Short task: Select, from the material below, each line with "ライトグレイ" in it.

Available records:
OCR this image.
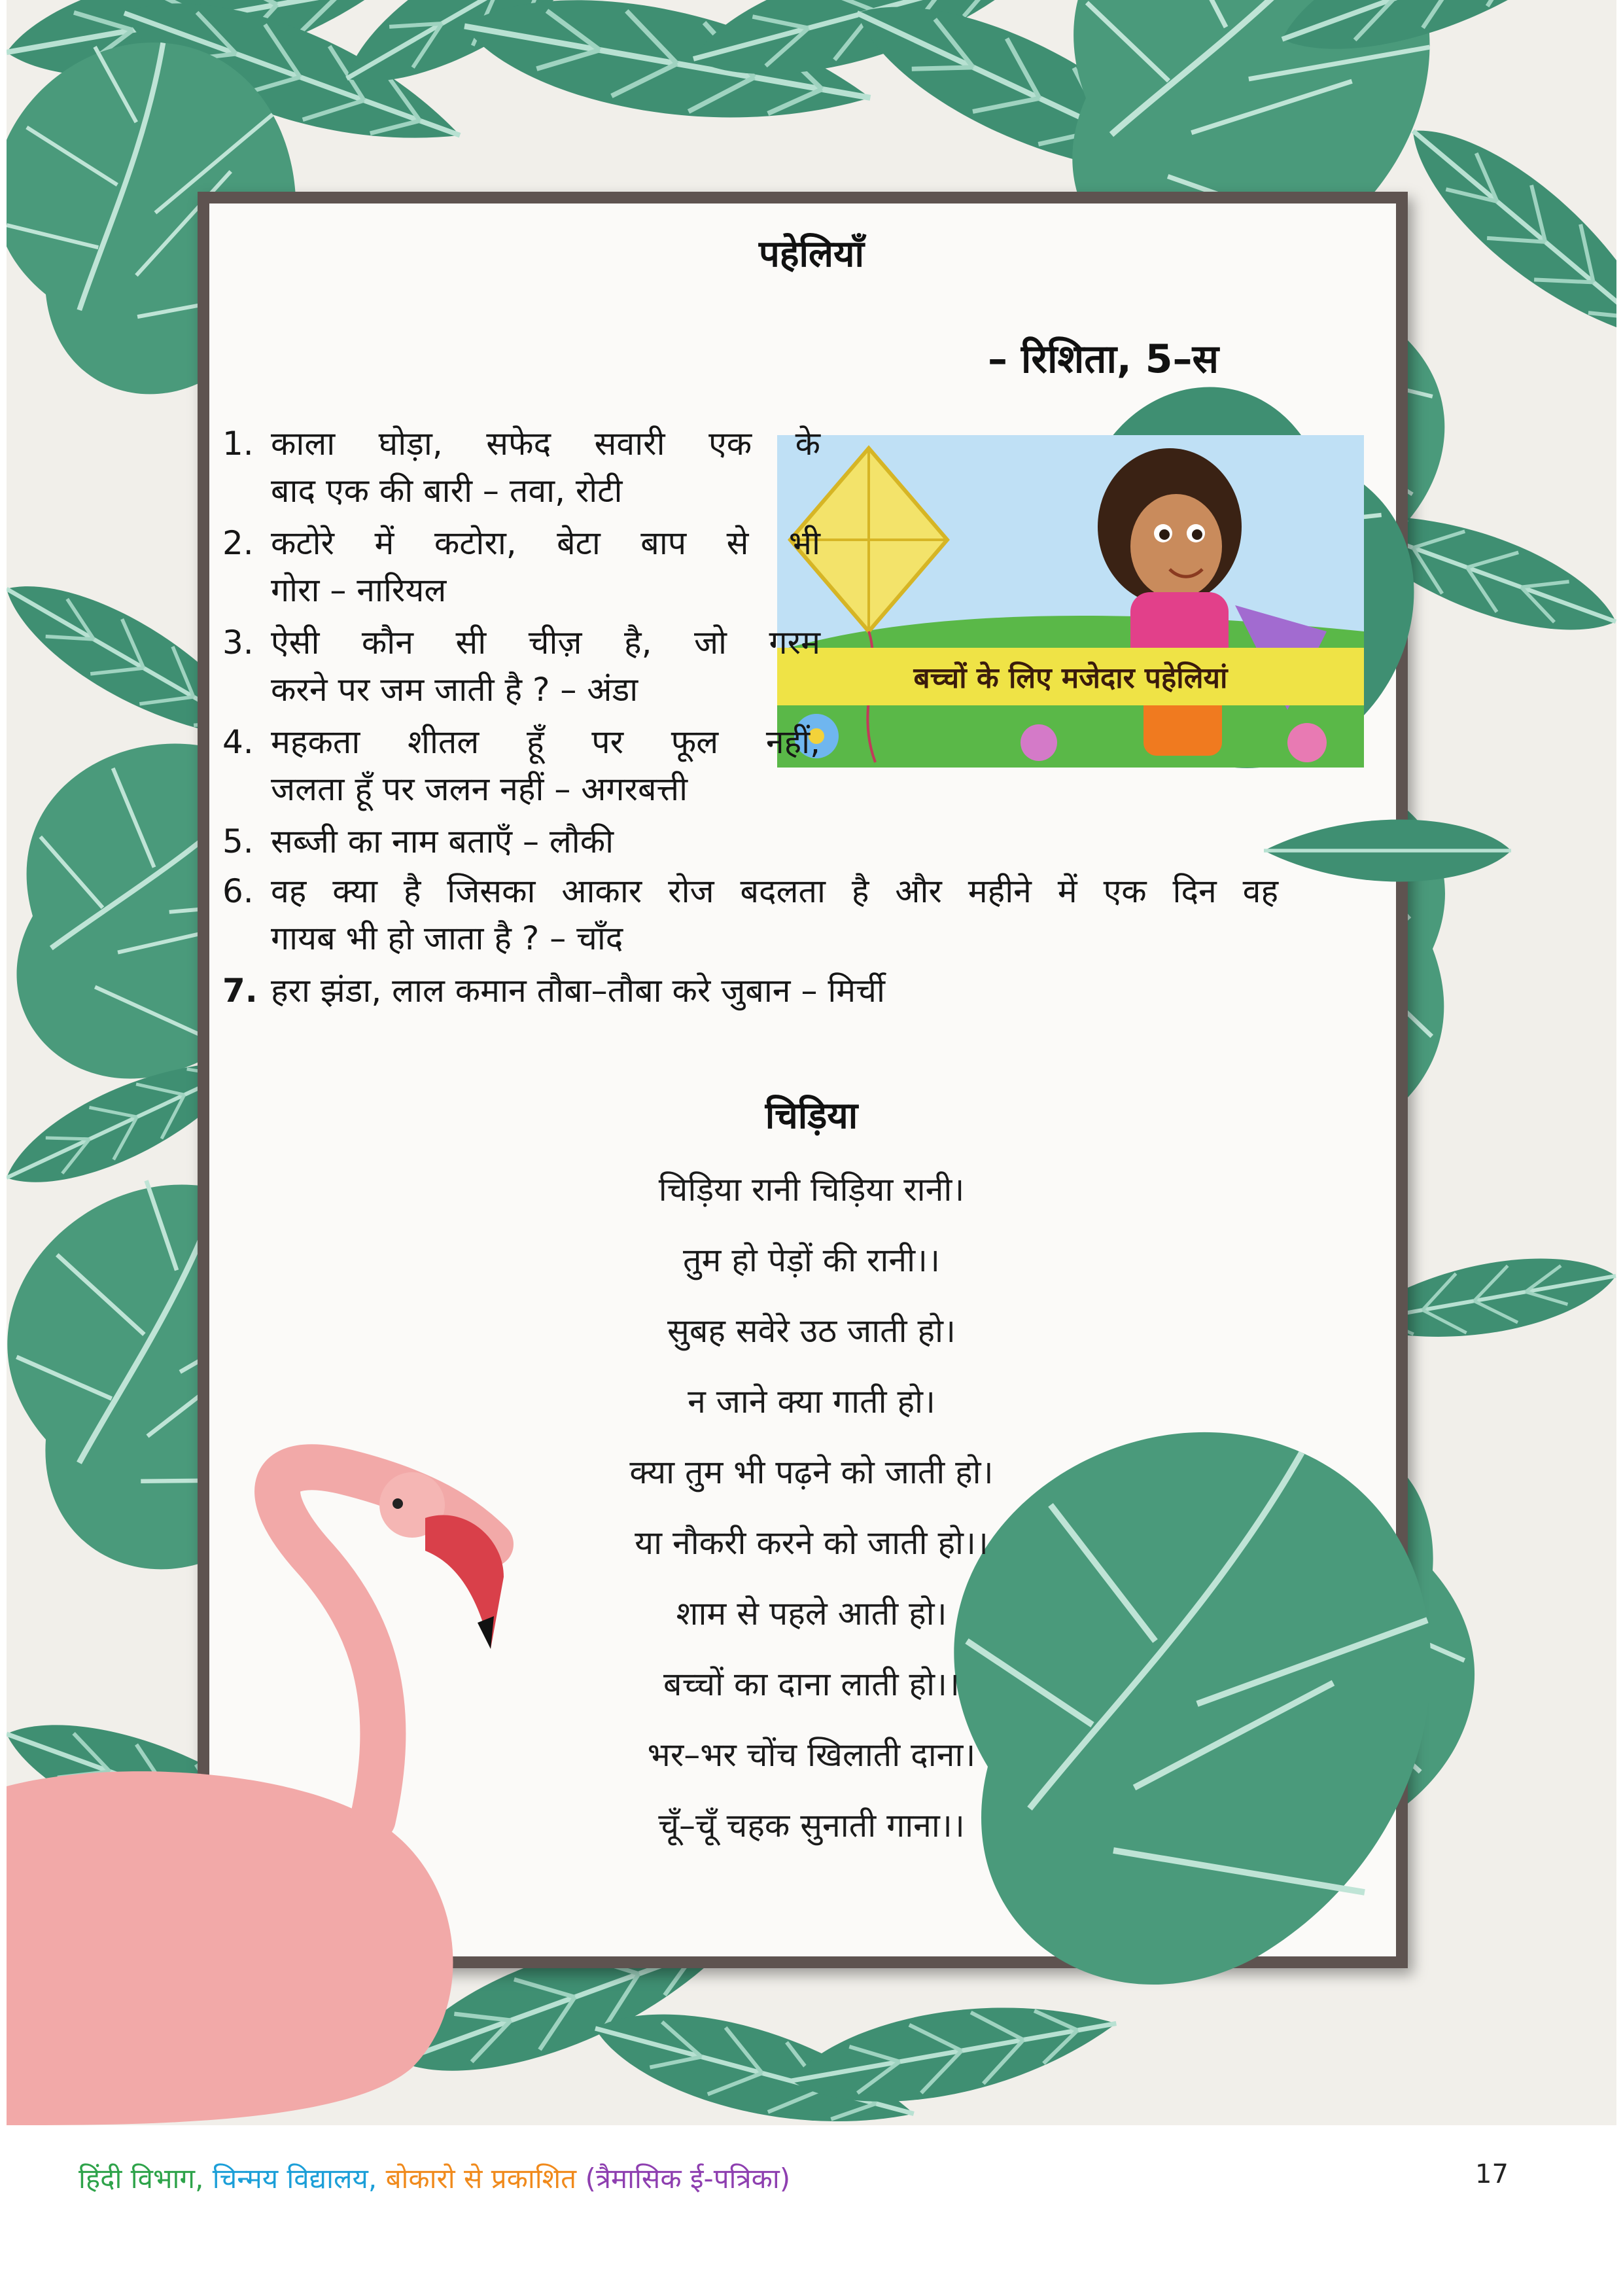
पहेलियाँ
– रिशिता, 5–स
बच्चों के लिए मजेदार पहेलियां
1. काला घोड़ा, सफेद सवारी एक के
बाद एक की बारी – तवा, रोटी
2. कटोरे में कटोरा, बेटा बाप से भी
गोरा – नारियल
3. ऐसी कौन सी चीज़ है, जो गरम
करने पर जम जाती है ? – अंडा
4. महकता शीतल हूँ पर फूल नहीं,
जलता हूँ पर जलन नहीं – अगरबत्ती
5. सब्जी का नाम बताएँ – लौकी
6. वह क्या है जिसका आकार रोज बदलता है और महीने में एक दिन वह
गायब भी हो जाता है ? – चाँद
7. हरा झंडा, लाल कमान तौबा–तौबा करे जुबान – मिर्ची
चिड़िया
चिड़िया रानी चिड़िया रानी।
तुम हो पेड़ों की रानी।।
सुबह सवेरे उठ जाती हो।
न जाने क्या गाती हो।
क्या तुम भी पढ़ने को जाती हो।
या नौकरी करने को जाती हो।।
शाम से पहले आती हो।
बच्चों का दाना लाती हो।।
भर–भर चोंच खिलाती दाना।
चूँ–चूँ चहक सुनाती गाना।।
हिंदी विभाग, चिन्मय विद्यालय, बोकारो से प्रकाशित (त्रैमासिक ई-पत्रिका)	17
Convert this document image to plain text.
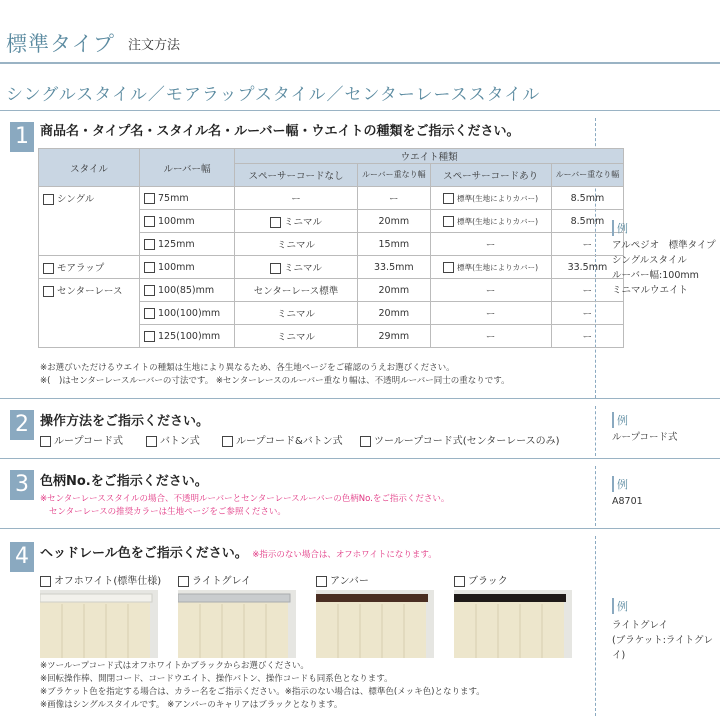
標準タイプ 注文方法
シングルスタイル／モアラップスタイル／センターレーススタイル
1 商品名・タイプ名・スタイル名・ルーバー幅・ウエイトの種類をご指示ください。
スタイル	ルーバー幅	ウエイト種類			
		スペーサーコードなし	ルーバー重なり幅	スペーサーコードあり	ルーバー重なり幅
シングル	75mm	ー	ー	標準(生地によりカバー)	8.5mm
	100mm	ミニマル	20mm	標準(生地によりカバー)	8.5mm
	125mm	ミニマル	15mm	ー	ー
モアラップ	100mm	ミニマル	33.5mm	標準(生地によりカバー)	33.5mm
センターレース	100(85)mm	センターレース標準	20mm	ー	ー
	100(100)mm	ミニマル	20mm	ー	ー
	125(100)mm	ミニマル	29mm	ー	ー
※お選びいただけるウエイトの種類は生地により異なるため、各生地ページをご確認のうえお選びください。
※(　)はセンターレースルーバーの寸法です。 ※センターレースのルーバー重なり幅は、不透明ルーバー同士の重なりです。
例
アルペジオ　標準タイプ
シングルスタイル
ルーバー幅:100mm
ミニマルウエイト
2 操作方法をご指示ください。
ループコード式	バトン式	ループコード&バトン式	ツーループコード式(センターレースのみ)
例
ループコード式
3 色柄No.をご指示ください。
※センターレーススタイルの場合、不透明ルーバーとセンターレースルーバーの色柄No.をご指示ください。
センターレースの推奨カラーは生地ページをご参照ください。
例
A8701
4 ヘッドレール色をご指示ください。 ※指示のない場合は、オフホワイトになります。
オフホワイト(標準仕様)	ライトグレイ	アンバー	ブラック
※ツーループコード式はオフホワイトかブラックからお選びください。
※回転操作棒、開閉コード、コードウエイト、操作バトン、操作コードも同系色となります。
※ブラケット色を指定する場合は、カラー名をご指示ください。※指示のない場合は、標準色(メッキ色)となります。
※画像はシングルスタイルです。 ※アンバーのキャリアはブラックとなります。
例
ライトグレイ
(ブラケット:ライトグレイ)
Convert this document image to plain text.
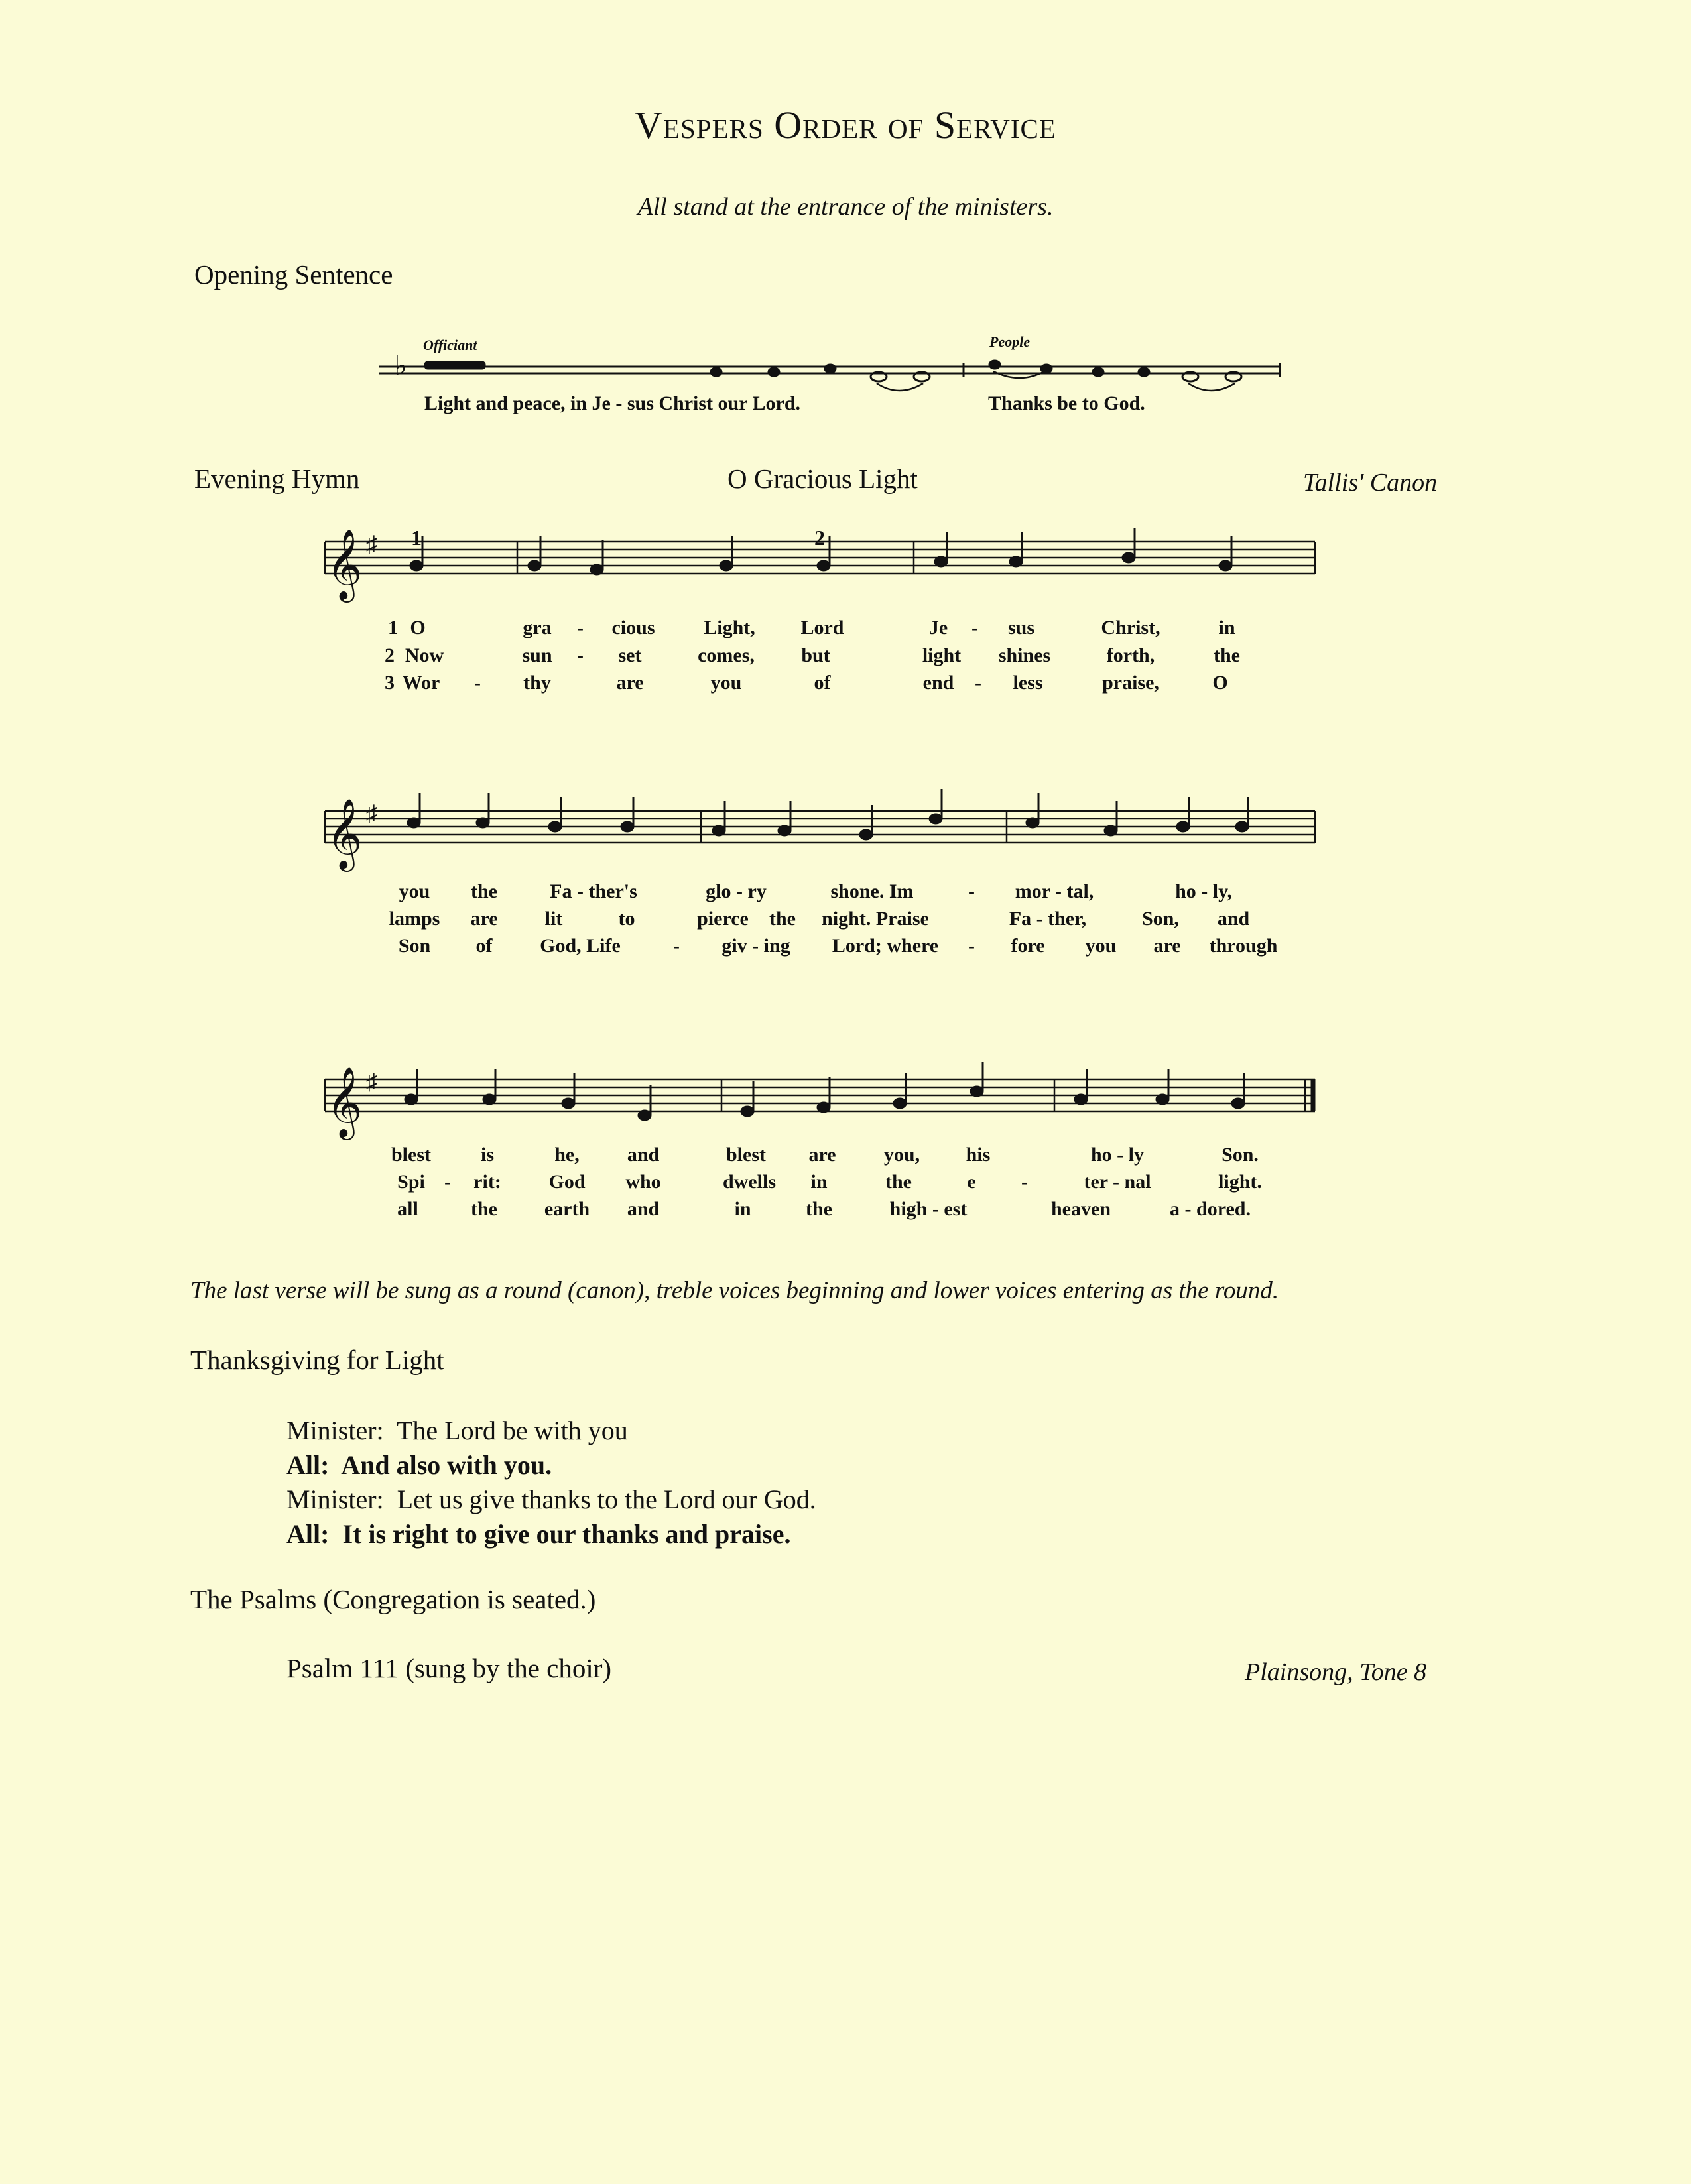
Vespers Order of Service
All stand at the entrance of the ministers.
Opening Sentence
Officiant	People
♭
𝄞 ♯
𝄞 ♯
𝄞 ♯
Light and peace, in Je - sus Christ our Lord.	Thanks be to God.
Evening Hymn	O Gracious Light	Tallis' Canon
1	2
1 O	gra	-	cious	Light,	Lord	Je	-	sus	Christ,	in
2 Now	sun	-	set	comes,	but	light	shines	forth,	the
3 Wor	-	thy	are	you	of	end	-	less	praise,	O
you	the	Fa - ther's	glo - ry	shone. Im	-	mor - tal,	ho - ly,
lamps	are	lit	to	pierce	the	night. Praise	Fa - ther,	Son,	and
Son	of	God, Life	-	giv - ing	Lord; where	-	fore	you	are	through
blest	is	he,	and	blest	are	you,	his	ho - ly	Son.
Spi -	rit:	God	who	dwells	in	the	e	-	ter - nal	light.
all	the	earth	and	in	the	high - est	heaven	a - dored.
The last verse will be sung as a round (canon), treble voices beginning and lower voices entering as the round.
Thanksgiving for Light
Minister: The Lord be with you
All: And also with you.
Minister: Let us give thanks to the Lord our God.
All: It is right to give our thanks and praise.
The Psalms (Congregation is seated.)
Psalm 111 (sung by the choir)	Plainsong, Tone 8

Answer below:
オフホワイト(標準仕様)	ライトグレイ	アンバー	ブラック
ライトグレイ
(ブラケット:ライトグレイ)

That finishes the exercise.